## start RECORDS FOR THE TASK
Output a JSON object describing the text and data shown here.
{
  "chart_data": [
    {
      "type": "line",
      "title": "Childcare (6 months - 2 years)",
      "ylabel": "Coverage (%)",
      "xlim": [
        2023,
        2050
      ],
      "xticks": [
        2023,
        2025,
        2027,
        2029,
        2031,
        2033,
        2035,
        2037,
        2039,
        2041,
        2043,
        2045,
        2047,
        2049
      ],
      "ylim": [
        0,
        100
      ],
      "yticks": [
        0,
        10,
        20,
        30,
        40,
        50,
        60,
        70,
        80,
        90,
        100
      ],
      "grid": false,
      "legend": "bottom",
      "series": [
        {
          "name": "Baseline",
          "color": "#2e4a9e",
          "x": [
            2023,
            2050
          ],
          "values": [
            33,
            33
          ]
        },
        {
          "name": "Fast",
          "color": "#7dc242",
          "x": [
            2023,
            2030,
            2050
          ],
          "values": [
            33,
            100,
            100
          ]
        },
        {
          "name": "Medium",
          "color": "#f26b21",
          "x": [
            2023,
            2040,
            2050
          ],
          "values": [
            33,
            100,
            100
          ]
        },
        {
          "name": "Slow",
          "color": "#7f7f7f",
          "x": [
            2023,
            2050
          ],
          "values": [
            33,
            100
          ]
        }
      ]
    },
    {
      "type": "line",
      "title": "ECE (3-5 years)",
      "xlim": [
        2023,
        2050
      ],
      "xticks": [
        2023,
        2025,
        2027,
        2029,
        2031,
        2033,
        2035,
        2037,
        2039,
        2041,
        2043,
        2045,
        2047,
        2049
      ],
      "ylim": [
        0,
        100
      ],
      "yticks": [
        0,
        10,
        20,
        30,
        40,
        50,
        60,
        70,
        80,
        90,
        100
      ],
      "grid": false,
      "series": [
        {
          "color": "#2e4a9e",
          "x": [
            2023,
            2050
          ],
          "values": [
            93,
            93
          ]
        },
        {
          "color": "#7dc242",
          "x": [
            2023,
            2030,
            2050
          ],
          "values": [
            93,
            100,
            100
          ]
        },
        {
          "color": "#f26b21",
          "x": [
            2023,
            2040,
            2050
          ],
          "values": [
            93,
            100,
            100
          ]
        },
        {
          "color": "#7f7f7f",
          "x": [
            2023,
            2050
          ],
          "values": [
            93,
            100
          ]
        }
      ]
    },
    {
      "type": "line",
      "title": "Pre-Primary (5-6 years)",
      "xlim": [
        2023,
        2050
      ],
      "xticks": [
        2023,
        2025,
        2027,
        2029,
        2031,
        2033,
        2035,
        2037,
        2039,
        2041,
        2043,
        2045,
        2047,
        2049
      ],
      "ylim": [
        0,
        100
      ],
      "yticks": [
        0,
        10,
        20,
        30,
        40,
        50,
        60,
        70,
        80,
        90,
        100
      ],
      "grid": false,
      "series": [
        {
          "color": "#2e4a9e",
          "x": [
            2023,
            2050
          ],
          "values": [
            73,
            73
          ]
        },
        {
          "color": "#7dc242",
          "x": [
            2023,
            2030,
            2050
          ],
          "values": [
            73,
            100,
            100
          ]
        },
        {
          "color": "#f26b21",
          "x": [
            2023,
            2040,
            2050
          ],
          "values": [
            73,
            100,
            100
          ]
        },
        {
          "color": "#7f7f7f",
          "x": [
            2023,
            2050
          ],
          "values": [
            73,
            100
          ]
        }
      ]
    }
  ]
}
## end RECORDS FOR THE TASK
## start RECORDS FOR THE TASK
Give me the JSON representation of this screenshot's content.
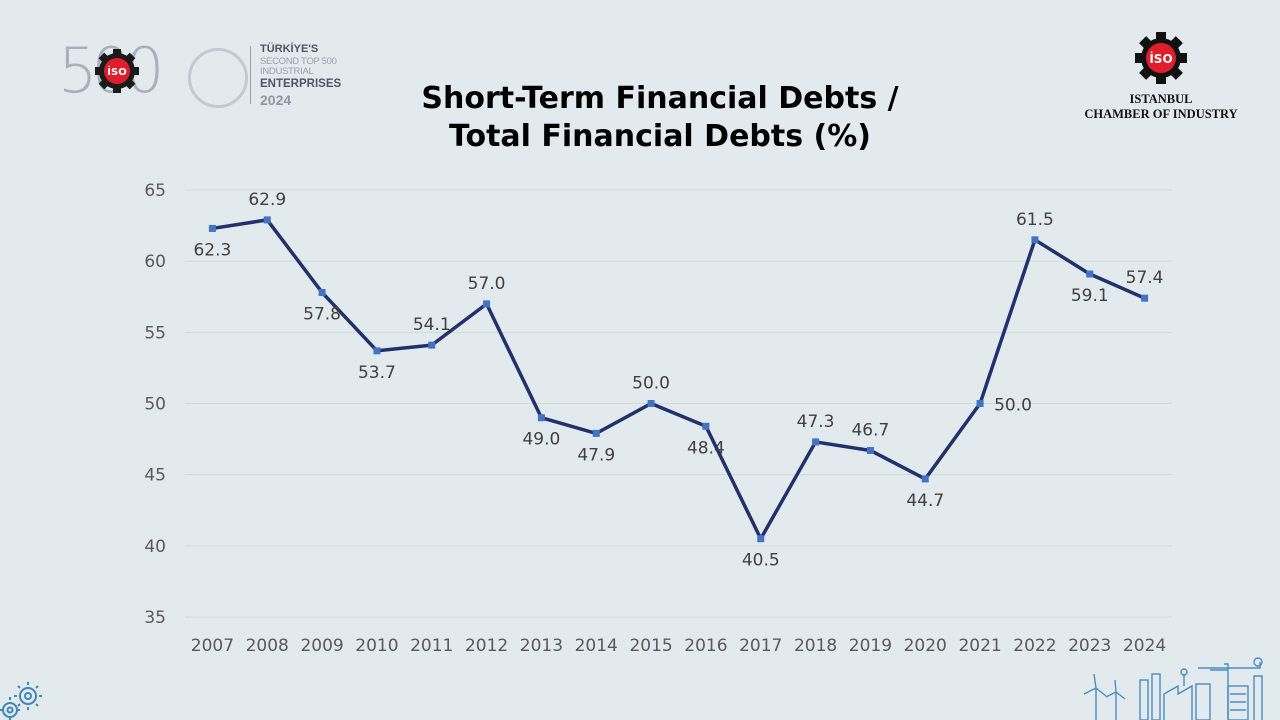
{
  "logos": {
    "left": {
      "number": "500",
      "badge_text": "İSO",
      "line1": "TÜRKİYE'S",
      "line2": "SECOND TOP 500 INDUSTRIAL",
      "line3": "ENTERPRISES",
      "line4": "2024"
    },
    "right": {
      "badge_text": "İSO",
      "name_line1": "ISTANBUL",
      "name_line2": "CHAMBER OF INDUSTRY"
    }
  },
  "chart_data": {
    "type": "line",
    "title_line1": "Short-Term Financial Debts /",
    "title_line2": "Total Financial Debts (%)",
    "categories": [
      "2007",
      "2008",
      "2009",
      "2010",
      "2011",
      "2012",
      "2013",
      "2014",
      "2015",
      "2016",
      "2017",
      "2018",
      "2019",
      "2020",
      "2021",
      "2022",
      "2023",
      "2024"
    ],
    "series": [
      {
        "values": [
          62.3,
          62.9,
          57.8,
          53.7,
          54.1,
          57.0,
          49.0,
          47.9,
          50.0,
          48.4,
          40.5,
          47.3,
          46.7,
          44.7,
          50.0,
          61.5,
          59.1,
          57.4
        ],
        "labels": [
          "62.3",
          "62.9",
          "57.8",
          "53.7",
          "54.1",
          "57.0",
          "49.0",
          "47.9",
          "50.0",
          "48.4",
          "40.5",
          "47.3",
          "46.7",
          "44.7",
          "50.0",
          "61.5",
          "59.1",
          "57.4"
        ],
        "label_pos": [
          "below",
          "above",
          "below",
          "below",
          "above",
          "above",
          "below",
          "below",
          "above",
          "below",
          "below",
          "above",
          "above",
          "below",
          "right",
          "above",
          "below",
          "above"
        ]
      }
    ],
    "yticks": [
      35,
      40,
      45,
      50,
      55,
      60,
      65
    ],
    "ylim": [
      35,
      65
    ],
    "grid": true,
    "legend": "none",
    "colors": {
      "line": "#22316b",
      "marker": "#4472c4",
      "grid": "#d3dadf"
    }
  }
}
## end RECORDS FOR THE TASK
## start RECORDS FOR THE TASK
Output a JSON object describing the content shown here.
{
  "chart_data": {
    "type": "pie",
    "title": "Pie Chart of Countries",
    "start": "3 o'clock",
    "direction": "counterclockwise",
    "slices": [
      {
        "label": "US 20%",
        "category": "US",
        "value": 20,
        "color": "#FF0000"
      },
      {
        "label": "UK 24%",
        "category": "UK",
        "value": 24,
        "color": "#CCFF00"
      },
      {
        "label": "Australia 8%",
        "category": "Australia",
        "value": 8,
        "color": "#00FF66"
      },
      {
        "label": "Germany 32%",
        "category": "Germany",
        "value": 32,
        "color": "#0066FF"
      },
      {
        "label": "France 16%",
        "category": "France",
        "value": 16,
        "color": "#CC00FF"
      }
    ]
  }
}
## end RECORDS FOR THE TASK
### STATED PROBLEM:
Look above for lines with the word "shown" and copy them all.

### WRITTEN SOLUTION:
Output a JSON object describing the text and data shown here.
Output a JSON object describing the content shown here.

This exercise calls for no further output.